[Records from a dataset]
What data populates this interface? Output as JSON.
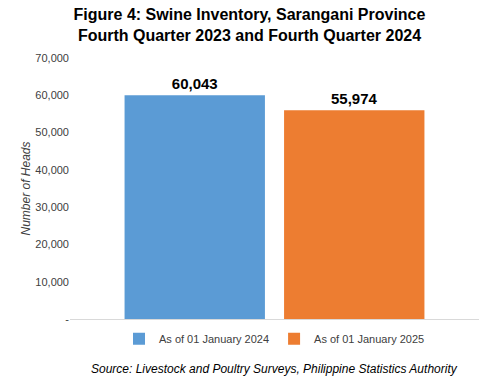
{
  "chart_data": {
    "type": "bar",
    "title": "Figure 4: Swine Inventory, Sarangani Province\nFourth Quarter 2023 and Fourth Quarter 2024",
    "y_label": "Number of Heads",
    "source": "Source: Livestock and Poultry Surveys, Philippine Statistics Authority",
    "categories": [
      null
    ],
    "series": [
      {
        "name": "As of 01 January 2024",
        "color": "#5B9BD5",
        "values": [
          60043
        ],
        "value_labels": [
          "60,043"
        ]
      },
      {
        "name": "As of 01 January 2025",
        "color": "#ED7D31",
        "values": [
          55974
        ],
        "value_labels": [
          "55,974"
        ]
      }
    ],
    "ylim": [
      0,
      70000
    ],
    "yticks": [
      {
        "value": 0,
        "label": "-"
      },
      {
        "value": 10000,
        "label": "10,000"
      },
      {
        "value": 20000,
        "label": "20,000"
      },
      {
        "value": 30000,
        "label": "30,000"
      },
      {
        "value": 40000,
        "label": "40,000"
      },
      {
        "value": 50000,
        "label": "50,000"
      },
      {
        "value": 60000,
        "label": "60,000"
      },
      {
        "value": 70000,
        "label": "70,000"
      }
    ],
    "grid": false,
    "legend": "bottom",
    "data_labels": true,
    "tick_labels": "y"
  }
}
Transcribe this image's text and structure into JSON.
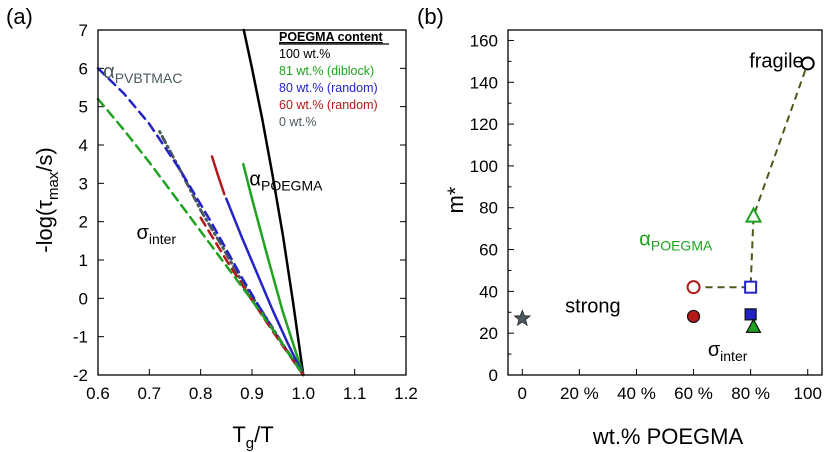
{
  "colors": {
    "c100": "#000000",
    "c81": "#1fa31f",
    "c80": "#2323c8",
    "c60": "#b21a1a",
    "c0": "#4a5a60",
    "sigma": "#5a5a5a",
    "connector": "#4a5a1a"
  },
  "chart_data": [
    {
      "type": "line",
      "panel_label": "(a)",
      "xlabel": "Tg/T",
      "xlabel_parts": {
        "main": "T",
        "sub": "g",
        "rest": "/T"
      },
      "ylabel": "-log(τmax/s)",
      "ylabel_parts": {
        "pre": "-log(τ",
        "sub": "max",
        "post": "/s)"
      },
      "xlim": [
        0.6,
        1.2
      ],
      "ylim": [
        -2,
        7
      ],
      "x_ticks": [
        0.6,
        0.7,
        0.8,
        0.9,
        1.0,
        1.1,
        1.2
      ],
      "x_tick_labels": [
        "0.6",
        "0.7",
        "0.8",
        "0.9",
        "1.0",
        "1.1",
        "1.2"
      ],
      "y_ticks": [
        -2,
        -1,
        0,
        1,
        2,
        3,
        4,
        5,
        6,
        7
      ],
      "y_tick_labels": [
        "-2",
        "-1",
        "0",
        "1",
        "2",
        "3",
        "4",
        "5",
        "6",
        "7"
      ],
      "legend": {
        "title": "POEGMA content",
        "entries": [
          {
            "label": "100 wt.%",
            "color_key": "c100"
          },
          {
            "label": "81 wt.% (diblock)",
            "color_key": "c81"
          },
          {
            "label": "80 wt.% (random)",
            "color_key": "c80"
          },
          {
            "label": "60 wt.% (random)",
            "color_key": "c60"
          },
          {
            "label": "0 wt.%",
            "color_key": "c0"
          }
        ]
      },
      "annotations": [
        {
          "id": "alpha-pvbtmac",
          "main": "α",
          "sub": "PVBTMAC",
          "x": 0.61,
          "y": 5.75,
          "color_key": "c0"
        },
        {
          "id": "alpha-poegma",
          "main": "α",
          "sub": "POEGMA",
          "x": 0.895,
          "y": 2.95,
          "color_key": "c100"
        },
        {
          "id": "sigma-inter",
          "main": "σ",
          "sub": "inter",
          "x": 0.675,
          "y": 1.55,
          "color_key": "c100"
        }
      ],
      "series": [
        {
          "name": "100 wt.% alpha",
          "color_key": "c100",
          "style": "solid",
          "x": [
            0.884,
            0.9,
            0.92,
            0.94,
            0.96,
            0.98,
            1.0
          ],
          "y": [
            7.0,
            6.0,
            4.67,
            3.22,
            1.66,
            -0.11,
            -2.0
          ]
        },
        {
          "name": "81 wt.% alpha",
          "color_key": "c81",
          "style": "solid",
          "x": [
            0.883,
            0.9,
            0.93,
            0.96,
            1.0
          ],
          "y": [
            3.5,
            2.6,
            1.1,
            -0.35,
            -2.0
          ]
        },
        {
          "name": "80 wt.% alpha",
          "color_key": "c80",
          "style": "solid",
          "x": [
            0.85,
            0.88,
            0.91,
            0.94,
            0.97,
            1.0
          ],
          "y": [
            2.6,
            1.6,
            0.65,
            -0.3,
            -1.18,
            -2.0
          ]
        },
        {
          "name": "60 wt.% alpha",
          "color_key": "c60",
          "style": "solid",
          "x": [
            0.822,
            0.834,
            0.846
          ],
          "y": [
            3.7,
            3.2,
            2.72
          ]
        },
        {
          "name": "0 wt.% sigma",
          "color_key": "c0",
          "style": "dashdot",
          "x": [
            0.72,
            0.76,
            0.8,
            0.84,
            0.88,
            0.92,
            0.96,
            1.0
          ],
          "y": [
            4.35,
            3.35,
            2.3,
            1.4,
            0.45,
            -0.35,
            -1.2,
            -2.0
          ]
        },
        {
          "name": "80 wt.% sigma",
          "color_key": "c80",
          "style": "dashed",
          "x": [
            0.6,
            0.65,
            0.7,
            0.76,
            0.82,
            0.88,
            0.94,
            1.0
          ],
          "y": [
            6.0,
            5.35,
            4.55,
            3.35,
            2.0,
            0.55,
            -0.8,
            -2.0
          ]
        },
        {
          "name": "60 wt.% sigma",
          "color_key": "c60",
          "style": "dashed",
          "x": [
            0.8,
            0.85,
            0.9,
            0.95,
            1.0
          ],
          "y": [
            2.1,
            1.0,
            -0.05,
            -1.05,
            -2.0
          ]
        },
        {
          "name": "81 wt.% sigma",
          "color_key": "c81",
          "style": "dashed",
          "x": [
            0.6,
            0.65,
            0.7,
            0.75,
            0.8,
            0.85,
            0.9,
            0.95,
            1.0
          ],
          "y": [
            5.2,
            4.4,
            3.55,
            2.65,
            1.75,
            0.85,
            -0.05,
            -1.0,
            -2.0
          ]
        }
      ]
    },
    {
      "type": "scatter",
      "panel_label": "(b)",
      "xlabel": "wt.% POEGMA",
      "ylabel": "m*",
      "xlim": [
        -5,
        105
      ],
      "ylim": [
        0,
        165
      ],
      "x_ticks": [
        0,
        20,
        40,
        60,
        80,
        100
      ],
      "x_tick_labels": [
        "0",
        "20 %",
        "40 %",
        "60 %",
        "80 %",
        "100"
      ],
      "y_ticks": [
        0,
        20,
        40,
        60,
        80,
        100,
        120,
        140,
        160
      ],
      "y_tick_labels": [
        "0",
        "20",
        "40",
        "60",
        "80",
        "100",
        "120",
        "140",
        "160"
      ],
      "annotations": [
        {
          "id": "fragile",
          "text": "fragile",
          "x": 79.5,
          "y": 147,
          "color_key": "c100"
        },
        {
          "id": "strong",
          "text": "strong",
          "x": 15,
          "y": 30,
          "color_key": "c100"
        },
        {
          "id": "alpha-poegma-b",
          "main": "α",
          "sub": "POEGMA",
          "x": 41,
          "y": 62,
          "color_key": "c81"
        },
        {
          "id": "sigma-inter-b",
          "main": "σ",
          "sub": "inter",
          "x": 65,
          "y": 9,
          "color_key": "c100"
        }
      ],
      "connector": {
        "style": "dashed",
        "color_key": "connector",
        "x": [
          60,
          80,
          81,
          100
        ],
        "y": [
          42,
          42,
          76,
          149
        ]
      },
      "points": [
        {
          "name": "0 wt.% sigma",
          "x": 0,
          "y": 27,
          "marker": "star",
          "filled": true,
          "color_key": "c0"
        },
        {
          "name": "60 wt.% alpha",
          "x": 60,
          "y": 42,
          "marker": "circle",
          "filled": false,
          "color_key": "c60"
        },
        {
          "name": "60 wt.% sigma",
          "x": 60,
          "y": 28,
          "marker": "circle",
          "filled": true,
          "color_key": "c60"
        },
        {
          "name": "80 wt.% alpha",
          "x": 80,
          "y": 42,
          "marker": "square",
          "filled": false,
          "color_key": "c80"
        },
        {
          "name": "80 wt.% sigma",
          "x": 80,
          "y": 29,
          "marker": "square",
          "filled": true,
          "color_key": "c80"
        },
        {
          "name": "81 wt.% alpha",
          "x": 81,
          "y": 76,
          "marker": "triangle",
          "filled": false,
          "color_key": "c81"
        },
        {
          "name": "81 wt.% sigma",
          "x": 81,
          "y": 23,
          "marker": "triangle",
          "filled": true,
          "color_key": "c81"
        },
        {
          "name": "100 wt.% alpha",
          "x": 100,
          "y": 149,
          "marker": "circle",
          "filled": false,
          "color_key": "c100"
        }
      ]
    }
  ]
}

WHAT NEEDS TO BE DONE - Wherever the word "this" occurs in a line of the listing, copy that line.

FINISHED TASK -
What data populates this interface? Output as JSON.
Transcribe this image's text and structure into JSON.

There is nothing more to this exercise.